▸ Exercise:
Single out the lines that include the word "toutes". Copy them.

(Dataset entries)
· · ·
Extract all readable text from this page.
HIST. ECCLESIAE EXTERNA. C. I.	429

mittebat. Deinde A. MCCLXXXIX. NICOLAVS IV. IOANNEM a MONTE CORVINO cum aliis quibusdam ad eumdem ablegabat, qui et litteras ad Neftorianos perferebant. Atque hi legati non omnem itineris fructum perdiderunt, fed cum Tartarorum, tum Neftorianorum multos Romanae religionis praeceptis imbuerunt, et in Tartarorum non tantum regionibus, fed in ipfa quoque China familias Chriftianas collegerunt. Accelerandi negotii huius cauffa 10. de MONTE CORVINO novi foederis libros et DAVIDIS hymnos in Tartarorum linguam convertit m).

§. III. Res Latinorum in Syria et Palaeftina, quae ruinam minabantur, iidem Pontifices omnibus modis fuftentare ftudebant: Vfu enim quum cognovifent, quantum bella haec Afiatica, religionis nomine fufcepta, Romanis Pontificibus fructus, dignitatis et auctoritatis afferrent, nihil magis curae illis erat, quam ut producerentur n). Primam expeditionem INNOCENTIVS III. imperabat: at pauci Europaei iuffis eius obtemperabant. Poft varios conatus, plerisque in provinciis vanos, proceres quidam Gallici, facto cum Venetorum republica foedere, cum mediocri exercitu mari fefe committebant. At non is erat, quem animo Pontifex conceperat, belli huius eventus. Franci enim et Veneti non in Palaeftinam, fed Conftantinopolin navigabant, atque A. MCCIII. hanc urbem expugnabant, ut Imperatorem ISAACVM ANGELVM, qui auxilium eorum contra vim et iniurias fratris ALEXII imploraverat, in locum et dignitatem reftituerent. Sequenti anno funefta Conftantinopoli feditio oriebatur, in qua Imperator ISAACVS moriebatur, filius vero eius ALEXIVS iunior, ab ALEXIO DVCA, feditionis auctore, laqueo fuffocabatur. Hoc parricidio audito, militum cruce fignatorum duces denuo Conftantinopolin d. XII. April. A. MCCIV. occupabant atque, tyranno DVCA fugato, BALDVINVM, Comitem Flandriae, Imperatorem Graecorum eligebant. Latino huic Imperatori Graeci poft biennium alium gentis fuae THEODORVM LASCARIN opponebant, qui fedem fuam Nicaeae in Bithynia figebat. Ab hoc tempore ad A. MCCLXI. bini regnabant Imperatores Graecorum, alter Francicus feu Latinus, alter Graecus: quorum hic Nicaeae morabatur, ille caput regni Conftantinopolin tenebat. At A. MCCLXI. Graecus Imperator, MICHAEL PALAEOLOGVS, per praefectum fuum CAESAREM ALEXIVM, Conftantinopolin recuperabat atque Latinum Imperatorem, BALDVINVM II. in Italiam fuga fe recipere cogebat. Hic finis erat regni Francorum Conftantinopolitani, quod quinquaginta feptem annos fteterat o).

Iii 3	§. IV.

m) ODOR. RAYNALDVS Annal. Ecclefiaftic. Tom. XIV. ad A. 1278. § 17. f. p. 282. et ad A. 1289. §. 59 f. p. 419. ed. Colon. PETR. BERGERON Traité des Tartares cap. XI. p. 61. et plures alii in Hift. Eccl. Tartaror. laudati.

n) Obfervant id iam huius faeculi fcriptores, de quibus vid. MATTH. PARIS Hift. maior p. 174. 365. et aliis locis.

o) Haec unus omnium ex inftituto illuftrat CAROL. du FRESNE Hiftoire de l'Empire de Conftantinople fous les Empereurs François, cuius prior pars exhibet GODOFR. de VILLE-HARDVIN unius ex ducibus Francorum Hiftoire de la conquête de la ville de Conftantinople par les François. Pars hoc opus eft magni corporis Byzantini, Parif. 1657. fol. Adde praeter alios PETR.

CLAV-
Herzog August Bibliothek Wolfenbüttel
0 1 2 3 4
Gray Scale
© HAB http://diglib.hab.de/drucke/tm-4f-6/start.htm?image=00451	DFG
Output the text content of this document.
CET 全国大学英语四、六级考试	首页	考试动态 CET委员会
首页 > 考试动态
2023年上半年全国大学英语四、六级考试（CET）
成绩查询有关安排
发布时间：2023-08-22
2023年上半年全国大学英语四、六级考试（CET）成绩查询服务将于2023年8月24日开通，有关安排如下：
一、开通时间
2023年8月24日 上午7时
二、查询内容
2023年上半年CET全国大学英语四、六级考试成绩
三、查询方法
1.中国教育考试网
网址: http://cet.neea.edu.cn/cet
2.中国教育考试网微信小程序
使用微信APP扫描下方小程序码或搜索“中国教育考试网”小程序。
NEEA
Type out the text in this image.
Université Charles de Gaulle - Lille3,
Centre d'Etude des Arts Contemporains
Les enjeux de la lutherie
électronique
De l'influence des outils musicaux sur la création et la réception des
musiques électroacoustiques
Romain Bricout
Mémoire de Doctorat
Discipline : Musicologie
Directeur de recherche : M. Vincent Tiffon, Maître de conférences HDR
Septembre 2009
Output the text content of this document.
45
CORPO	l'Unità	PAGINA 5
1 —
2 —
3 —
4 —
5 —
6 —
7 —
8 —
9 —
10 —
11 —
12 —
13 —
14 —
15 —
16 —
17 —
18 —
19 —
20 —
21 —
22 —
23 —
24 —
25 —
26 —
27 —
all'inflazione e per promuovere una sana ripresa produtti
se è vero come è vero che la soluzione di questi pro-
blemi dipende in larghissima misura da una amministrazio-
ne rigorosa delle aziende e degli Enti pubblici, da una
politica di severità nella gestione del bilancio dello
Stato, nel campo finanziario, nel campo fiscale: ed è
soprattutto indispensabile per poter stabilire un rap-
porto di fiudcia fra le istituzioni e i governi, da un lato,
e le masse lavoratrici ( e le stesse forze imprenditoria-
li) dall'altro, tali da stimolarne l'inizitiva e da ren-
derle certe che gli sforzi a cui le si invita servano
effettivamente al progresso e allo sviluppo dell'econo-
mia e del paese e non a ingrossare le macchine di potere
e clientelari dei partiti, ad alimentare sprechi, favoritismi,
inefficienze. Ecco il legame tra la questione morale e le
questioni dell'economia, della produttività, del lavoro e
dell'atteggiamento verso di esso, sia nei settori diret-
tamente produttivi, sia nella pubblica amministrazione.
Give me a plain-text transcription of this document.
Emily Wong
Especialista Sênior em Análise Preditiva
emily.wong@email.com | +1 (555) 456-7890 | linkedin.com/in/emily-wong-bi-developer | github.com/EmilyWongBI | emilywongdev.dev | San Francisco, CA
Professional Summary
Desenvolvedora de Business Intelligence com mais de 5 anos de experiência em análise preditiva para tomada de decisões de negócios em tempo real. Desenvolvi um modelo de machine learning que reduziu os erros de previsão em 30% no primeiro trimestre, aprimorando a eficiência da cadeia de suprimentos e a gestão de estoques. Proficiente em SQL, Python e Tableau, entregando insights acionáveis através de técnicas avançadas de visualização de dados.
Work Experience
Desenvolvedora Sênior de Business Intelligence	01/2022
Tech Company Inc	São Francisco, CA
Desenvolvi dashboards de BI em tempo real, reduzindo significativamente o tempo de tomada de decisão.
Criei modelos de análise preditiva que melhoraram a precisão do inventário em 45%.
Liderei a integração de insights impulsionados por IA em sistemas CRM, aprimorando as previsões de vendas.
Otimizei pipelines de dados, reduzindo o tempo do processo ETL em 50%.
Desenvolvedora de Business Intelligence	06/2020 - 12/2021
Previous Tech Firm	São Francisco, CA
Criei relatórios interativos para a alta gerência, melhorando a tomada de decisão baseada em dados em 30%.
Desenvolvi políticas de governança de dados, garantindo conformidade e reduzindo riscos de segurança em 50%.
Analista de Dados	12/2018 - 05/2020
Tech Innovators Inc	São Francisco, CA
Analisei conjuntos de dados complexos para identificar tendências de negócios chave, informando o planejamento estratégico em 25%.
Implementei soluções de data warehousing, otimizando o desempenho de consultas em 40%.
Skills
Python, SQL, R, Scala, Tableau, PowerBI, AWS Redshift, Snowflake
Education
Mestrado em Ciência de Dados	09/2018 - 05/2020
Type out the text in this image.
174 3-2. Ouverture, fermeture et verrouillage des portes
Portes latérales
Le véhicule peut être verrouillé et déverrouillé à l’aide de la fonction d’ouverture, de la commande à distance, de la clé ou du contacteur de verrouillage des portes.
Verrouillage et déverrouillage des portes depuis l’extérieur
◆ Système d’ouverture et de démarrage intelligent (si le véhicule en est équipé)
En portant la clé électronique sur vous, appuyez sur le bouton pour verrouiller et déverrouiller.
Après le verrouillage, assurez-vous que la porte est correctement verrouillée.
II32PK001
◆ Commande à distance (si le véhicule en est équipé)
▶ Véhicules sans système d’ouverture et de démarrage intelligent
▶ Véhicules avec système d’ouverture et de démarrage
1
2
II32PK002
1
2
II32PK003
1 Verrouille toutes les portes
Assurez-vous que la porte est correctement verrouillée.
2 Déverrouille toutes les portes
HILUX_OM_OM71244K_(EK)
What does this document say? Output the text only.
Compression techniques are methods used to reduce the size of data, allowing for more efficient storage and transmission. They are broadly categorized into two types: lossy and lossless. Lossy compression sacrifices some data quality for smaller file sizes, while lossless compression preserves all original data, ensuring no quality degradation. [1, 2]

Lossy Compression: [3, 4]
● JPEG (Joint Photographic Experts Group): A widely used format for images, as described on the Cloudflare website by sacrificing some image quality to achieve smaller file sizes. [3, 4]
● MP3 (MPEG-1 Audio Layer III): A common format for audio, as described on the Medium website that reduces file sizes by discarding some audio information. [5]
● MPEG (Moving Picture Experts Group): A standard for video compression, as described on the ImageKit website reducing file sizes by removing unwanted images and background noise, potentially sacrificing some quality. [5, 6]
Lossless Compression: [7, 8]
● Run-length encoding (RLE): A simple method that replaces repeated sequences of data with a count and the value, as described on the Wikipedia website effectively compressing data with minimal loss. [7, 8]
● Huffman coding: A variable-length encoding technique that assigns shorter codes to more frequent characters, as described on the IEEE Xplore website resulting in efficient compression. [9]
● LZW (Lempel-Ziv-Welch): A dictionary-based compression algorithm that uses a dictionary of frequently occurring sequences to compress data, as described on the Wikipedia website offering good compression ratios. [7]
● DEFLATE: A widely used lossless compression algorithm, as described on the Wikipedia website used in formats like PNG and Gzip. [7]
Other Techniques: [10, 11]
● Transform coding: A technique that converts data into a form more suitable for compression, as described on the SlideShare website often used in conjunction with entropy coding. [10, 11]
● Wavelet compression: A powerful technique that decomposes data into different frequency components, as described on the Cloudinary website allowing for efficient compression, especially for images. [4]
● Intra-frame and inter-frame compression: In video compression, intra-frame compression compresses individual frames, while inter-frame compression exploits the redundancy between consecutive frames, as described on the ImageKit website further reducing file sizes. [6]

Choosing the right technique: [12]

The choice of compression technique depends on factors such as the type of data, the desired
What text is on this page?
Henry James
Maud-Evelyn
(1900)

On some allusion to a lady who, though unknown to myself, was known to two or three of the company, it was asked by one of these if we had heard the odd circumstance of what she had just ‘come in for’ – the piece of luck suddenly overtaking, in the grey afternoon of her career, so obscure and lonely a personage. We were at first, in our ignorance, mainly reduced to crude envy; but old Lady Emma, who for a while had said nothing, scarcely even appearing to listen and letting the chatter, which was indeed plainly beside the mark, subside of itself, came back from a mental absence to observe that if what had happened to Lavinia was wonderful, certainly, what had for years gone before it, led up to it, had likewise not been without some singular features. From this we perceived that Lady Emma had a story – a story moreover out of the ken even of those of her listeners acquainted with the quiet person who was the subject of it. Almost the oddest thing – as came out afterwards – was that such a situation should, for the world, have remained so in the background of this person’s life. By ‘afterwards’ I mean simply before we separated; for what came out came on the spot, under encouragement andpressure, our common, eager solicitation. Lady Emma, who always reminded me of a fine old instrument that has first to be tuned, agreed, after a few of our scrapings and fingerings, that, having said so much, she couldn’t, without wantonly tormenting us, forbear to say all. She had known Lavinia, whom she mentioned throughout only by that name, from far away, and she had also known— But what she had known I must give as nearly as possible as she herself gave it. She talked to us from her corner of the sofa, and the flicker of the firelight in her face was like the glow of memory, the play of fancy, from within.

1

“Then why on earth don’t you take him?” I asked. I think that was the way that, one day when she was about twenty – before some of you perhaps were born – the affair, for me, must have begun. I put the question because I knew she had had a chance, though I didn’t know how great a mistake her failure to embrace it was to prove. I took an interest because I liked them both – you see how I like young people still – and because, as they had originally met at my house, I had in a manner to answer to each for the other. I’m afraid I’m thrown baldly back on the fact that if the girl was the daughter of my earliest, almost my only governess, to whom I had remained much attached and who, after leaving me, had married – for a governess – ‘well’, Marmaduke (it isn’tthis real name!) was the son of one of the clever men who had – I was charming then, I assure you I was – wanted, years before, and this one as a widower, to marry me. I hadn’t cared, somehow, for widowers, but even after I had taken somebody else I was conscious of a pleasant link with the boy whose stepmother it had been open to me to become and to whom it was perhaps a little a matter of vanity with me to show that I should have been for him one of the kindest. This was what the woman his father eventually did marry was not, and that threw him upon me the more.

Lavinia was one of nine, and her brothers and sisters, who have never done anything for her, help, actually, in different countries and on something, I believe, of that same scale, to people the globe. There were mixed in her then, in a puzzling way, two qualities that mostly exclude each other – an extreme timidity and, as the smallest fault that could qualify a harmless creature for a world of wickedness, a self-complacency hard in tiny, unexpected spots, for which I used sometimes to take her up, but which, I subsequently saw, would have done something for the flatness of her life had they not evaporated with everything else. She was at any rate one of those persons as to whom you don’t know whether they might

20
· · ·
▸ Response:
1 Verrouille toutes les portes
2 Déverrouille toutes les portes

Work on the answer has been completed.